#### Your task:
Give every line below again, exactly.

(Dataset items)
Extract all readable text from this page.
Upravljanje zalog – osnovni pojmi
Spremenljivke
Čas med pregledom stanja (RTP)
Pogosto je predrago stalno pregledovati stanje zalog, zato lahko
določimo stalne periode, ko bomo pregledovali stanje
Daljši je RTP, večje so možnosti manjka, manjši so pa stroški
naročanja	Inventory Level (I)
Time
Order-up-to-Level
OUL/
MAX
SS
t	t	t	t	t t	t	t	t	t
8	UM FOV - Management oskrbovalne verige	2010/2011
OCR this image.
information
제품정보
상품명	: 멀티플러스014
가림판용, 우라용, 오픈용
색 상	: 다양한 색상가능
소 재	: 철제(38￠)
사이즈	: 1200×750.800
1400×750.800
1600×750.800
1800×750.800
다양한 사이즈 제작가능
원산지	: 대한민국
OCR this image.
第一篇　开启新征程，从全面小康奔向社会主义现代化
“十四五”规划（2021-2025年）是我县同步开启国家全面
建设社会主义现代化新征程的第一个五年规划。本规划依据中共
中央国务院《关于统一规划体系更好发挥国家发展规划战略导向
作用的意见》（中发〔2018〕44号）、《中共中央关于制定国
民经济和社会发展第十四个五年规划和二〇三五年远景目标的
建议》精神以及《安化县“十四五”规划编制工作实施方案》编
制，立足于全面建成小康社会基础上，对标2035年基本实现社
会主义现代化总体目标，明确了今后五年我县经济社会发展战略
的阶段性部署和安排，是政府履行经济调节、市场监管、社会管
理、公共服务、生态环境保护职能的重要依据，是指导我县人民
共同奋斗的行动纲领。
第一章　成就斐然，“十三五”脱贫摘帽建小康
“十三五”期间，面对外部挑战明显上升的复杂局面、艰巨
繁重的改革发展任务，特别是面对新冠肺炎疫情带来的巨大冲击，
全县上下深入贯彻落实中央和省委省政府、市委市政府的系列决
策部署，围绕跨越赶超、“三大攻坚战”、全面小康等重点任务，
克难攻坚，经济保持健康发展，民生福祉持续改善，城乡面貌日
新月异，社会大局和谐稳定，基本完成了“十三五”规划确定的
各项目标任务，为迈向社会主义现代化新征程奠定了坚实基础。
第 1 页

#### The answer:
Extract all readable text from this page.
Upravljanje zalog – osnovni pojmi
Spremenljivke
Čas med pregledom stanja (RTP)
Pogosto je predrago stalno pregledovati stanje zalog, zato lahko
določimo stalne periode, ko bomo pregledovali stanje
Daljši je RTP, večje so možnosti manjka, manjši so pa stroški
naročanja	Inventory Level (I)
Time
Order-up-to-Level
OUL/
MAX
SS
t	t	t	t	t t	t	t	t	t
8	UM FOV - Management oskrbovalne verige	2010/2011
OCR this image.
information
제품정보
상품명	: 멀티플러스014
가림판용, 우라용, 오픈용
색 상	: 다양한 색상가능
소 재	: 철제(38￠)
사이즈	: 1200×750.800
1400×750.800
1600×750.800
1800×750.800
다양한 사이즈 제작가능
원산지	: 대한민국
OCR this image.
第一篇　开启新征程，从全面小康奔向社会主义现代化
“十四五”规划（2021-2025年）是我县同步开启国家全面
建设社会主义现代化新征程的第一个五年规划。本规划依据中共
中央国务院《关于统一规划体系更好发挥国家发展规划战略导向
作用的意见》（中发〔2018〕44号）、《中共中央关于制定国
民经济和社会发展第十四个五年规划和二〇三五年远景目标的
建议》精神以及《安化县“十四五”规划编制工作实施方案》编
制，立足于全面建成小康社会基础上，对标2035年基本实现社
会主义现代化总体目标，明确了今后五年我县经济社会发展战略
的阶段性部署和安排，是政府履行经济调节、市场监管、社会管
理、公共服务、生态环境保护职能的重要依据，是指导我县人民
共同奋斗的行动纲领。
第一章　成就斐然，“十三五”脱贫摘帽建小康
“十三五”期间，面对外部挑战明显上升的复杂局面、艰巨
繁重的改革发展任务，特别是面对新冠肺炎疫情带来的巨大冲击，
全县上下深入贯彻落实中央和省委省政府、市委市政府的系列决
策部署，围绕跨越赶超、“三大攻坚战”、全面小康等重点任务，
克难攻坚，经济保持健康发展，民生福祉持续改善，城乡面貌日
新月异，社会大局和谐稳定，基本完成了“十三五”规划确定的
各项目标任务，为迈向社会主义现代化新征程奠定了坚实基础。
第 1 页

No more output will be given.